■ **Challenge**:
Where a line of the material contains the string "this", copy that line.

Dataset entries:
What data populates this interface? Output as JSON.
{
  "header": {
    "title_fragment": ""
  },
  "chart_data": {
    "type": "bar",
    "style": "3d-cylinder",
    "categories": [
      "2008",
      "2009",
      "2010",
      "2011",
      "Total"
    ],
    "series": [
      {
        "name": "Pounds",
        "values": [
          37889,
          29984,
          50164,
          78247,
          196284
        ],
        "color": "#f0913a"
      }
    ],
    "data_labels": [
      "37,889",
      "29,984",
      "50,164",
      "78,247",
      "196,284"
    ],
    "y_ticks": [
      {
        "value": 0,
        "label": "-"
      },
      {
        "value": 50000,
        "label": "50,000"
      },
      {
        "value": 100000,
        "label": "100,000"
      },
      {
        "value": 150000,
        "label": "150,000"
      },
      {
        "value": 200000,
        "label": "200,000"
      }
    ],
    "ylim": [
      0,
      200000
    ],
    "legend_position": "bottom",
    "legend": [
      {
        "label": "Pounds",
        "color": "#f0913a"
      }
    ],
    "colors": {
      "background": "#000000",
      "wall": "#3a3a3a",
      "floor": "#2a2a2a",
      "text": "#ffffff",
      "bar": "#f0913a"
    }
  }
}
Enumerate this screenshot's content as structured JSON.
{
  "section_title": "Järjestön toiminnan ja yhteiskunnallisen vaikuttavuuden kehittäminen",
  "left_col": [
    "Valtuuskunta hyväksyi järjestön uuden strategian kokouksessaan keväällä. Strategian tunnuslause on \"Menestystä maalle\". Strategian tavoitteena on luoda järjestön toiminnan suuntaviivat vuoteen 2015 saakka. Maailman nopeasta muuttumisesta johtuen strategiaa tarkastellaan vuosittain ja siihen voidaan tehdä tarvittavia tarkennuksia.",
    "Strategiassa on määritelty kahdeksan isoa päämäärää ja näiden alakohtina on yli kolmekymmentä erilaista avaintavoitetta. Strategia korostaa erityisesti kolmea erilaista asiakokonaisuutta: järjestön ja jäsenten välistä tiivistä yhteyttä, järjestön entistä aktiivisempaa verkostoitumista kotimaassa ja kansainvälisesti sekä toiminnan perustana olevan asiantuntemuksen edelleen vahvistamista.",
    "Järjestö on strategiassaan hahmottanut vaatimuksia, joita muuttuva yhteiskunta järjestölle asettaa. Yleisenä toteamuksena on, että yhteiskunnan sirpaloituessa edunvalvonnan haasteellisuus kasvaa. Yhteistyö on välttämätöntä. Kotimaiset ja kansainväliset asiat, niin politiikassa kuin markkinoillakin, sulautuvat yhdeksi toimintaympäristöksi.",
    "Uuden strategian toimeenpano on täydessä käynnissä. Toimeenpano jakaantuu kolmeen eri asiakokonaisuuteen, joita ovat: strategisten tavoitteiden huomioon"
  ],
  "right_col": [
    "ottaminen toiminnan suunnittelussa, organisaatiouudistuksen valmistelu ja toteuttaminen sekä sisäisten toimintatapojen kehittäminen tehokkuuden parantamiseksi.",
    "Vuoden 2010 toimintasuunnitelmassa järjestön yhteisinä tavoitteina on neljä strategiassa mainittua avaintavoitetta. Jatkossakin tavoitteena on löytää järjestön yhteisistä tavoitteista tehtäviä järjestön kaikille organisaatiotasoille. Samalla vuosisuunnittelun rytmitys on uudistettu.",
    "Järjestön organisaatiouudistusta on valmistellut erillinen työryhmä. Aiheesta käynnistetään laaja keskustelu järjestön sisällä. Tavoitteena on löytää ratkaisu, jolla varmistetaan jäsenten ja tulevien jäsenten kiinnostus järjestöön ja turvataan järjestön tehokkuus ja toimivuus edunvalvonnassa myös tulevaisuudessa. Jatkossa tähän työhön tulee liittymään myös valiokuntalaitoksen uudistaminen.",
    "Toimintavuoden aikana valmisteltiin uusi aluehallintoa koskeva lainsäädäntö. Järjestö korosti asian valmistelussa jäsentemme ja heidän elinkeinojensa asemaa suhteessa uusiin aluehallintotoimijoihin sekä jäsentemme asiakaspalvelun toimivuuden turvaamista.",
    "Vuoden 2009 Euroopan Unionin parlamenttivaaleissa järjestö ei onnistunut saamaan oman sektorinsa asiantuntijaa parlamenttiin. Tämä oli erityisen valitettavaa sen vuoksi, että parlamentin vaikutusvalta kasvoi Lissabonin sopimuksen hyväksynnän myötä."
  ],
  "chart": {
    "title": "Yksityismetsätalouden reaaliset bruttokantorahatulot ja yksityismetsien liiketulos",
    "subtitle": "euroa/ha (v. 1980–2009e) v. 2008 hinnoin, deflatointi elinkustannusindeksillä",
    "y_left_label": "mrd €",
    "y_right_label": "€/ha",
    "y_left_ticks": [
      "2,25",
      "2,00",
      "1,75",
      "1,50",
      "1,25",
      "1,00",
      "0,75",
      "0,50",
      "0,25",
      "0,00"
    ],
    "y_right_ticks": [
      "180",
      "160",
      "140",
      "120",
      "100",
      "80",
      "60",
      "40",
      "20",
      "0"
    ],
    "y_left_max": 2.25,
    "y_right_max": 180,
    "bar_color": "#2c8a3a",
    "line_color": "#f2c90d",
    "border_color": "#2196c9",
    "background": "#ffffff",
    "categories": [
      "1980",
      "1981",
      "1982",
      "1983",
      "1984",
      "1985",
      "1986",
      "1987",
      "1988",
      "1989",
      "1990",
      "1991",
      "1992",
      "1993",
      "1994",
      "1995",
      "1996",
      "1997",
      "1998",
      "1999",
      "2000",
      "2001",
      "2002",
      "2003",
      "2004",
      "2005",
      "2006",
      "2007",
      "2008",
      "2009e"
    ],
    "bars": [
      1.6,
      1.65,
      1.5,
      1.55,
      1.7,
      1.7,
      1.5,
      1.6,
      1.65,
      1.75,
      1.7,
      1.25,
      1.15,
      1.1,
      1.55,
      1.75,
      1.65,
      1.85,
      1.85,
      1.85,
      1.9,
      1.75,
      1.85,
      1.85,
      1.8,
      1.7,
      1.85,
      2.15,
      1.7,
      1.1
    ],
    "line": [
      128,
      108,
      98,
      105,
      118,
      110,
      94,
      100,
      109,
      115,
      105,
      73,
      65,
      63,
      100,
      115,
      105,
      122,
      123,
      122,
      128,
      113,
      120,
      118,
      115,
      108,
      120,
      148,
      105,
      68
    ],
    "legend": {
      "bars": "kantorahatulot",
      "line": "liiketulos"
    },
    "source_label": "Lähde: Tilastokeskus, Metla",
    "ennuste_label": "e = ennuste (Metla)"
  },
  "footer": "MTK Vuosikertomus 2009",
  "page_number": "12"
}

---

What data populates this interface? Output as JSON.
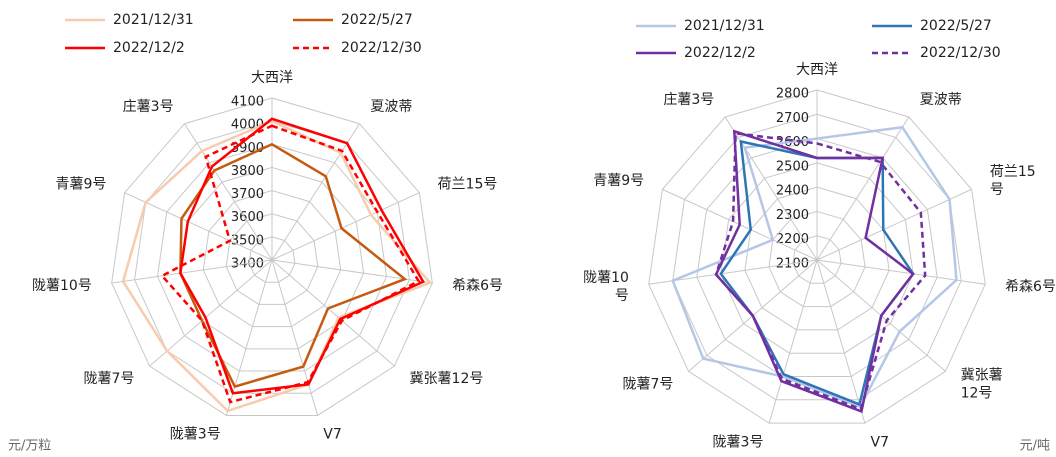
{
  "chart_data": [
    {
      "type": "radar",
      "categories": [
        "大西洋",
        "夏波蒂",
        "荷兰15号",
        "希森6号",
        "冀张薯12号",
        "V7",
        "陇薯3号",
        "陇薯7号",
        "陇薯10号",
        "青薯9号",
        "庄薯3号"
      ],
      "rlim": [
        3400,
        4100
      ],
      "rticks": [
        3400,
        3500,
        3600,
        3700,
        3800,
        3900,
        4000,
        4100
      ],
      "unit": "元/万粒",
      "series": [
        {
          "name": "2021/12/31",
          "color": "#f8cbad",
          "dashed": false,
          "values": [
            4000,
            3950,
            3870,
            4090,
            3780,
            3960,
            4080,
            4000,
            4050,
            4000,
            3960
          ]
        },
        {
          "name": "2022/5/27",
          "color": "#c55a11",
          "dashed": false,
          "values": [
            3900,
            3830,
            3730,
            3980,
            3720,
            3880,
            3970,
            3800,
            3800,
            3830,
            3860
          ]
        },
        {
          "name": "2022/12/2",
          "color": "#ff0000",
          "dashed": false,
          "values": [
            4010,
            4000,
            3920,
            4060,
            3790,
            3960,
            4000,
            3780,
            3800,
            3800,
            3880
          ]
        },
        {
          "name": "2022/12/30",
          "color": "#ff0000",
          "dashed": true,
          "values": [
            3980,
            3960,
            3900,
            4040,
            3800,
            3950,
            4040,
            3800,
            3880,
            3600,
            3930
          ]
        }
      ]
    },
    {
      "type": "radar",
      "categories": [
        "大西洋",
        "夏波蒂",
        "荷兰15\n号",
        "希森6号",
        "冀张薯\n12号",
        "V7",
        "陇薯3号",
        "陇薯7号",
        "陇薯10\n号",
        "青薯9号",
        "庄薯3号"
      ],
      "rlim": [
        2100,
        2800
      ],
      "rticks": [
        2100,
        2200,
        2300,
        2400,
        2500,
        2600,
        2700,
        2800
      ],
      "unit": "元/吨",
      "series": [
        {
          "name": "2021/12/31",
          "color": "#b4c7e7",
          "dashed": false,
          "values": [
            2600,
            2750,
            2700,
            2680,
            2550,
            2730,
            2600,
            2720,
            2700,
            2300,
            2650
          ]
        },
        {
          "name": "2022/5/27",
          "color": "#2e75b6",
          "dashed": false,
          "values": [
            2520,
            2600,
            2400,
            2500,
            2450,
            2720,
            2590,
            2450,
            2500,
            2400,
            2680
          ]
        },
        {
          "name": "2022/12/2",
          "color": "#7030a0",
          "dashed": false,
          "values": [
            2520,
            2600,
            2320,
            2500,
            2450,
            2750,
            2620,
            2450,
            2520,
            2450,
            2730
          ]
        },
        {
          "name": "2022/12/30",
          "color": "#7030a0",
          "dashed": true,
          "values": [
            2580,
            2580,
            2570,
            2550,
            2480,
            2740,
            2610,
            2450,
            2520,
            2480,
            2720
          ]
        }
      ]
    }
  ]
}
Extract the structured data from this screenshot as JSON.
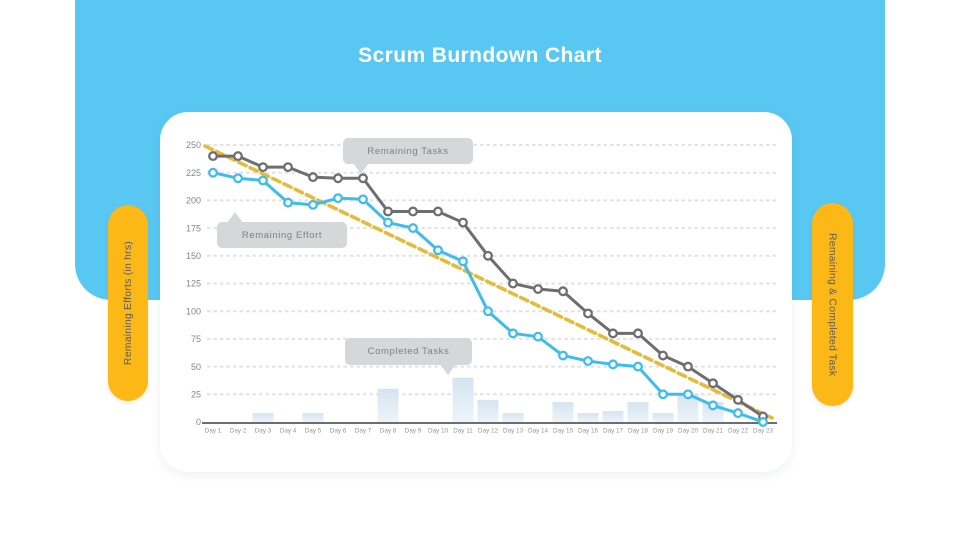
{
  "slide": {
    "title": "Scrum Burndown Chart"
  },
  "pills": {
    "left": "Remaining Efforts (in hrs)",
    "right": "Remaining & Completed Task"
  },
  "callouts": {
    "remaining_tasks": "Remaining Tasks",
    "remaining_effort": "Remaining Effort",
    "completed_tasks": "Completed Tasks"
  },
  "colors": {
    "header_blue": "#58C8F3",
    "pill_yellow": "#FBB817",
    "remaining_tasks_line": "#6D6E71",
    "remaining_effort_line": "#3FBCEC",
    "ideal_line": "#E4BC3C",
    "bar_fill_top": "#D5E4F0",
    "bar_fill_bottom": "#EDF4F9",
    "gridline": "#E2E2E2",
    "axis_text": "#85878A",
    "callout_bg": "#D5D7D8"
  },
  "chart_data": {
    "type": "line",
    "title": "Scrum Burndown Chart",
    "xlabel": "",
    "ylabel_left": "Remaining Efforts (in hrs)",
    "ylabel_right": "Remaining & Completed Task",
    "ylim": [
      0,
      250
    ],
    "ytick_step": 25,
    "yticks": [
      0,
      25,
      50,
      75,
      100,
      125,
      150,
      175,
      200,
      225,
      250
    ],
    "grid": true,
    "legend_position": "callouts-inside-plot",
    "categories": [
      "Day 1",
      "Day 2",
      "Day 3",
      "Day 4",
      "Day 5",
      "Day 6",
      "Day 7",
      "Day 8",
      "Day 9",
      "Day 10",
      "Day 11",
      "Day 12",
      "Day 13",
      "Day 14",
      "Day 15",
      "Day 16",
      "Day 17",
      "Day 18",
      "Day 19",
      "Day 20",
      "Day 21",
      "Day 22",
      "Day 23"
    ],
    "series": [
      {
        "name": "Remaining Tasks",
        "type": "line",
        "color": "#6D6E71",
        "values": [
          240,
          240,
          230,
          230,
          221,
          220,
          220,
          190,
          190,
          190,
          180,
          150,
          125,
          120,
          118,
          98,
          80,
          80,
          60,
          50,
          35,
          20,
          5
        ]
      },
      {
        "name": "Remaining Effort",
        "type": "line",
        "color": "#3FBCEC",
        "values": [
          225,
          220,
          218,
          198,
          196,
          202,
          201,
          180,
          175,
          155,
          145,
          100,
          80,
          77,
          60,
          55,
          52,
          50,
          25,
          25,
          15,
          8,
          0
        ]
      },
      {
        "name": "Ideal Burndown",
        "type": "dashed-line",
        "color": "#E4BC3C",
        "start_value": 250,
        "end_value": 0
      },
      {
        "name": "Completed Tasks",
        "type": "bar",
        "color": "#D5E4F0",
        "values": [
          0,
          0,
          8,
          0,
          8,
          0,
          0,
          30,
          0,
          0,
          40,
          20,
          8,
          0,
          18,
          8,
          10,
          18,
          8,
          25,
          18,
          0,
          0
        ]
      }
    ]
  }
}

■ **Output of the exercise**:
What data populates this interface? Output as JSON.
Enumerate this screenshot's content as structured JSON.
What data populates this interface? Output as JSON.
Extract the structured data from this screenshot as JSON.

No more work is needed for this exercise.